** begin DATASET EXCERPTS **

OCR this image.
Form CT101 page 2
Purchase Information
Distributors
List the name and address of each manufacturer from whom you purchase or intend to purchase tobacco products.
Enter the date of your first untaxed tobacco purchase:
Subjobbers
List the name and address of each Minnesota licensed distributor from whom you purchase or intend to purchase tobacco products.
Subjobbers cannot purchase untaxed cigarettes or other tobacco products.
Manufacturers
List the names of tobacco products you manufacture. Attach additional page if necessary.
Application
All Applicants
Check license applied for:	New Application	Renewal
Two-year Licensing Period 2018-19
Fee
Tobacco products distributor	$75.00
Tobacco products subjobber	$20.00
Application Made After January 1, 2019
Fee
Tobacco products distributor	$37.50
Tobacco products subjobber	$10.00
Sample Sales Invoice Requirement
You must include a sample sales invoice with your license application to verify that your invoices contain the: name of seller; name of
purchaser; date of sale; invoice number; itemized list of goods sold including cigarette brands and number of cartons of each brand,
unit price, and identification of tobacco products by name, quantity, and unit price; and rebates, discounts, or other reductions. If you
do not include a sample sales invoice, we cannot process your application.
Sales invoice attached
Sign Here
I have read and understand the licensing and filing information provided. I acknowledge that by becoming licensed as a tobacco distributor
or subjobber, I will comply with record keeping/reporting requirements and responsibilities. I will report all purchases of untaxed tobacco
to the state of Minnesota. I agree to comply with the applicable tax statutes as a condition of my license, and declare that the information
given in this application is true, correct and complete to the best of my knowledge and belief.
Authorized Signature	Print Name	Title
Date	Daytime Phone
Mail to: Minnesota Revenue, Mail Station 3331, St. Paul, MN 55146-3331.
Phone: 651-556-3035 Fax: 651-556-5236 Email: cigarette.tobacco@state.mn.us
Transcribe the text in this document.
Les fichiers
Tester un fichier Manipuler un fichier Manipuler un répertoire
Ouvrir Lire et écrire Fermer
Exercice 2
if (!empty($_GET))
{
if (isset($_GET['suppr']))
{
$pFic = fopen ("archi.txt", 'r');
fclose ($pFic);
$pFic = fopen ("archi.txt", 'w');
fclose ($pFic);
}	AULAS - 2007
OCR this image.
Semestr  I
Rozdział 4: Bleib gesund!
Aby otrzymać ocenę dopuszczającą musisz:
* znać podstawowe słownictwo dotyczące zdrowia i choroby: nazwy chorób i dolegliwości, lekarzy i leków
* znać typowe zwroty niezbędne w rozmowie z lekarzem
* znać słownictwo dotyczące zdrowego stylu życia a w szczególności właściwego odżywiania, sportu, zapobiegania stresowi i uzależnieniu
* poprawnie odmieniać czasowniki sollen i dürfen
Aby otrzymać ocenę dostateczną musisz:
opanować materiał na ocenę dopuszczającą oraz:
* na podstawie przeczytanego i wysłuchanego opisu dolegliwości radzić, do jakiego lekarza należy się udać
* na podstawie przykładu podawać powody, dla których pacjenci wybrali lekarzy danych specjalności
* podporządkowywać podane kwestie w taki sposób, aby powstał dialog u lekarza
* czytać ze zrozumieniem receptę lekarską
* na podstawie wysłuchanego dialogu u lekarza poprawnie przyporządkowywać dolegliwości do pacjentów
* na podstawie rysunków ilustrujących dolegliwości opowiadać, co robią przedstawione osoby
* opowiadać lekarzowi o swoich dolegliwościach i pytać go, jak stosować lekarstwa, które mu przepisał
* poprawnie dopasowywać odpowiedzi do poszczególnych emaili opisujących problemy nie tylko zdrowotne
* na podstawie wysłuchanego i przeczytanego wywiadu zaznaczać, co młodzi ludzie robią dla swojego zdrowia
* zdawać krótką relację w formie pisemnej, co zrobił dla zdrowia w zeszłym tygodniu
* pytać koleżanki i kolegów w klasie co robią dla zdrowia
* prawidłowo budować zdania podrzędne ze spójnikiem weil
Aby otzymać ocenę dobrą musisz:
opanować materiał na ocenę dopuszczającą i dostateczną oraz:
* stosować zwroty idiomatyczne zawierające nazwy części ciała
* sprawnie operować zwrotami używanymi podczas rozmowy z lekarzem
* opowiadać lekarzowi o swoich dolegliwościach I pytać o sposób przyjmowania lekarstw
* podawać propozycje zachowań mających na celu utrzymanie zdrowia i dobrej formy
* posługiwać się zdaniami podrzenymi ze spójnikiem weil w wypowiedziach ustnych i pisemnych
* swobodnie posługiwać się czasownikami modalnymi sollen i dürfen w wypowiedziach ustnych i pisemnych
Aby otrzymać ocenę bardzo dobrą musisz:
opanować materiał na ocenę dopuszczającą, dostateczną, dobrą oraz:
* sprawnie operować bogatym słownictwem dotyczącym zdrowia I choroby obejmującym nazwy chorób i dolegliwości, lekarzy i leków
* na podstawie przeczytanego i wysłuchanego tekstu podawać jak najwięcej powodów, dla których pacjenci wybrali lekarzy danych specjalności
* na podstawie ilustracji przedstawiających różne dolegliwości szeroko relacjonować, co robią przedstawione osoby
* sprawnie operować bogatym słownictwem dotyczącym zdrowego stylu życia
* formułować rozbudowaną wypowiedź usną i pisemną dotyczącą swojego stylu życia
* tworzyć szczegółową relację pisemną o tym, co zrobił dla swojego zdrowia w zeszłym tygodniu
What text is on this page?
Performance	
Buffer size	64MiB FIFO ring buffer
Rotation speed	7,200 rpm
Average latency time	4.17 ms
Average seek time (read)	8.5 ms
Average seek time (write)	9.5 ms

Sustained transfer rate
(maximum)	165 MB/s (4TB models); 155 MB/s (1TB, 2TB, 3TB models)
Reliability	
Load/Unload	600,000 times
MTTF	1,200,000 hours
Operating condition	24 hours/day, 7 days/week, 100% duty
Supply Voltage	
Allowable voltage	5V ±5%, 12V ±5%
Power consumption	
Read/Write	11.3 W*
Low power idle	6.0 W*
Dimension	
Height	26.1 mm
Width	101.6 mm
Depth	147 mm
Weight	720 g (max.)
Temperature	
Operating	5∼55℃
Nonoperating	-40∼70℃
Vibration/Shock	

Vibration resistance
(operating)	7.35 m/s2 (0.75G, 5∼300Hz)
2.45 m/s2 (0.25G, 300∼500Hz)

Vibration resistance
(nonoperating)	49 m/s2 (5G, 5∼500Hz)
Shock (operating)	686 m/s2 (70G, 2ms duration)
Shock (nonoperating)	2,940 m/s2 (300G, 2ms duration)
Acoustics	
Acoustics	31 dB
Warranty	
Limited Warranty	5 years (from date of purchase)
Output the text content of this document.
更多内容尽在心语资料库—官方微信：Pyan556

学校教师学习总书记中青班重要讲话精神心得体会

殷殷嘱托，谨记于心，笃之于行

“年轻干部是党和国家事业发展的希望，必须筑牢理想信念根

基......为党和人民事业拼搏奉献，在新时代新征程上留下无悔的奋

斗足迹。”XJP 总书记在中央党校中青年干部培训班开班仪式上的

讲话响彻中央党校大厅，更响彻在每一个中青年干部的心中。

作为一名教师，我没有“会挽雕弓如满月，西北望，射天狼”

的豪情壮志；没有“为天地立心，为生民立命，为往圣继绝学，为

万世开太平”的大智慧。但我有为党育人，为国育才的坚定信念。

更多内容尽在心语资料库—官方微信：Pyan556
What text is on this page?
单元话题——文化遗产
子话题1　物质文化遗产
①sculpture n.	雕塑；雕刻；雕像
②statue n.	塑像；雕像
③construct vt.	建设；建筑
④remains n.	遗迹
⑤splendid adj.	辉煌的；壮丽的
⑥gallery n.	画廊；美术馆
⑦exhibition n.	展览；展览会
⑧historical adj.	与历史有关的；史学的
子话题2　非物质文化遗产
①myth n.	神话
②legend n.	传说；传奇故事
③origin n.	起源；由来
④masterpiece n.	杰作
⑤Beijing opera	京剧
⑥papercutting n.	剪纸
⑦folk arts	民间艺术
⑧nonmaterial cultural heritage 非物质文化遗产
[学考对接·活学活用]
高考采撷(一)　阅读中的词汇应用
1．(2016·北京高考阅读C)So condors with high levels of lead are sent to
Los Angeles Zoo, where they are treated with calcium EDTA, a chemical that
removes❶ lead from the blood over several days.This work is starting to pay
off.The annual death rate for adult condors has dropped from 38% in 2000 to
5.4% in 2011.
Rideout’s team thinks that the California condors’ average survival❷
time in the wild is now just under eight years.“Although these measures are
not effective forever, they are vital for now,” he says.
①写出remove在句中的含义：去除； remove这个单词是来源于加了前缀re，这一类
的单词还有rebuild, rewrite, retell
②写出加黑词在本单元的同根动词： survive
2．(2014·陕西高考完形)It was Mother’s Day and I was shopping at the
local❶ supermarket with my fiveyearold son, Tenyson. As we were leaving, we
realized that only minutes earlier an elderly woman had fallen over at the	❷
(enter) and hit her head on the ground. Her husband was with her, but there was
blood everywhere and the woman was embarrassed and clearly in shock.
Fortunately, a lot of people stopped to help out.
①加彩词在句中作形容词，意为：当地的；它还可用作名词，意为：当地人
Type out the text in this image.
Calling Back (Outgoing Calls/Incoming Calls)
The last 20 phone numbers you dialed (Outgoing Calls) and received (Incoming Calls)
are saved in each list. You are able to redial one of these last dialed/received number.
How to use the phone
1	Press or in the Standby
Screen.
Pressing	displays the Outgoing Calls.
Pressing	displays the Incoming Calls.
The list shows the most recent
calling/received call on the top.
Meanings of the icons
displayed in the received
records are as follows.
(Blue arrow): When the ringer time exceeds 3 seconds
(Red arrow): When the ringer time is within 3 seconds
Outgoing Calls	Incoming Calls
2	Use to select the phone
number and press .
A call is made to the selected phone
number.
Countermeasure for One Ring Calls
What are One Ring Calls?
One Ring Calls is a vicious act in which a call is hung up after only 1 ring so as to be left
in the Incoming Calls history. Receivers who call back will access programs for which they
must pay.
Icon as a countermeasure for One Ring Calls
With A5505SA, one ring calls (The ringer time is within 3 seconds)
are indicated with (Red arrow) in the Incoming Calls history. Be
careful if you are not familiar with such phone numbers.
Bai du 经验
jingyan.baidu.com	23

** end DATASET EXCERPTS **

> **TASK PROMPT**
In the entries above, find the lines containing the word "wypowiedziach" and say how many there are, with no other words.

> **SOLUTION TO THIS EXERCISE**
2